Stored items:
========

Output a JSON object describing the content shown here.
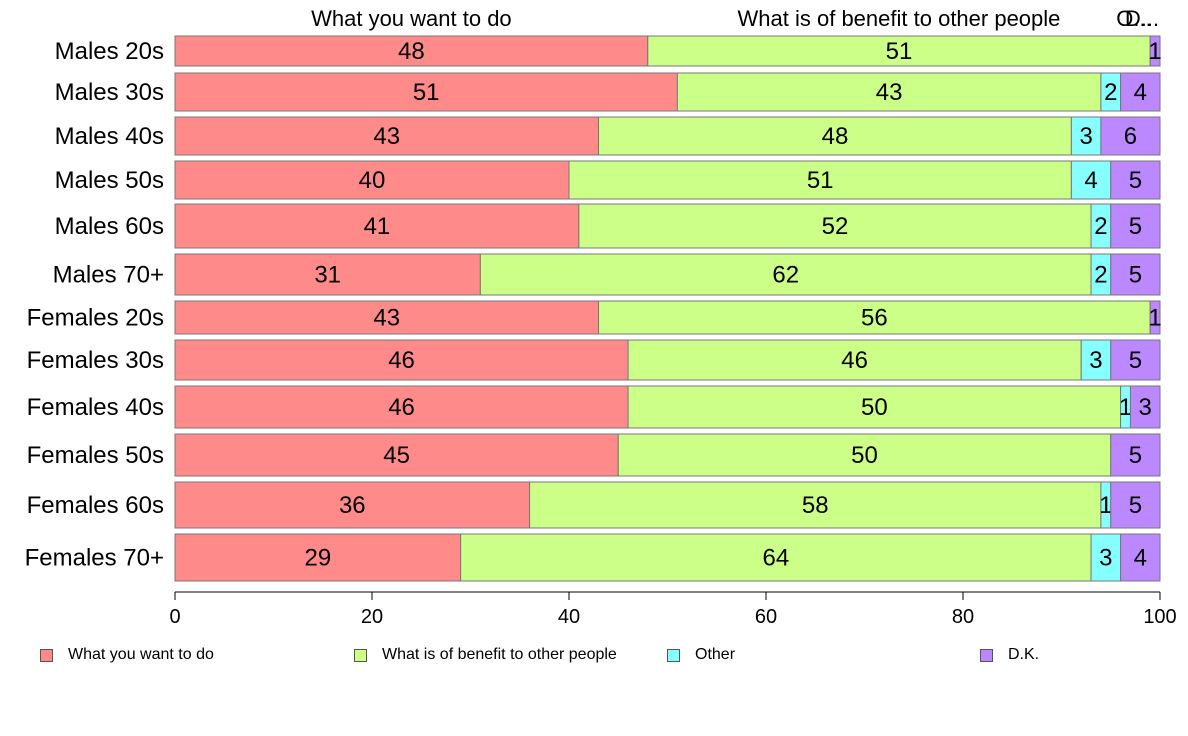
{
  "chart_data": {
    "type": "bar",
    "orientation": "horizontal",
    "stacked": true,
    "categories": [
      "Males 20s",
      "Males 30s",
      "Males 40s",
      "Males 50s",
      "Males 60s",
      "Males 70+",
      "Females 20s",
      "Females 30s",
      "Females 40s",
      "Females 50s",
      "Females 60s",
      "Females 70+"
    ],
    "series": [
      {
        "name": "What you want to do",
        "color": "#ff8a8a",
        "values": [
          48,
          51,
          43,
          40,
          41,
          31,
          43,
          46,
          46,
          45,
          36,
          29
        ]
      },
      {
        "name": "What is of benefit to other people",
        "color": "#ccff88",
        "values": [
          51,
          43,
          48,
          51,
          52,
          62,
          56,
          46,
          50,
          50,
          58,
          64
        ]
      },
      {
        "name": "Other",
        "color": "#88ffff",
        "values": [
          0,
          2,
          3,
          4,
          2,
          2,
          0,
          3,
          1,
          0,
          1,
          3
        ]
      },
      {
        "name": "D.K.",
        "color": "#bb88ff",
        "values": [
          1,
          4,
          6,
          5,
          5,
          5,
          1,
          5,
          3,
          5,
          5,
          4
        ]
      }
    ],
    "top_labels": [
      "What you want to do",
      "What is of benefit to other people",
      "O...",
      "D..."
    ],
    "xlim": [
      0,
      100
    ],
    "xticks": [
      0,
      20,
      40,
      60,
      80,
      100
    ],
    "grid": false,
    "legend_position": "bottom"
  }
}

========

**WHAT YOU NEED TO DO**
Write out all the entries again, word for word, and print no images.

**COMPLETED TASK**
Output a JSON object describing the content shown here.
{
  "chart_data": {
    "type": "bar",
    "orientation": "horizontal",
    "stacked": true,
    "categories": [
      "Males 20s",
      "Males 30s",
      "Males 40s",
      "Males 50s",
      "Males 60s",
      "Males 70+",
      "Females 20s",
      "Females 30s",
      "Females 40s",
      "Females 50s",
      "Females 60s",
      "Females 70+"
    ],
    "series": [
      {
        "name": "What you want to do",
        "color": "#ff8a8a",
        "values": [
          48,
          51,
          43,
          40,
          41,
          31,
          43,
          46,
          46,
          45,
          36,
          29
        ]
      },
      {
        "name": "What is of benefit to other people",
        "color": "#ccff88",
        "values": [
          51,
          43,
          48,
          51,
          52,
          62,
          56,
          46,
          50,
          50,
          58,
          64
        ]
      },
      {
        "name": "Other",
        "color": "#88ffff",
        "values": [
          0,
          2,
          3,
          4,
          2,
          2,
          0,
          3,
          1,
          0,
          1,
          3
        ]
      },
      {
        "name": "D.K.",
        "color": "#bb88ff",
        "values": [
          1,
          4,
          6,
          5,
          5,
          5,
          1,
          5,
          3,
          5,
          5,
          4
        ]
      }
    ],
    "top_labels": [
      "What you want to do",
      "What is of benefit to other people",
      "O...",
      "D..."
    ],
    "xlim": [
      0,
      100
    ],
    "xticks": [
      0,
      20,
      40,
      60,
      80,
      100
    ],
    "grid": false,
    "legend_position": "bottom"
  }
}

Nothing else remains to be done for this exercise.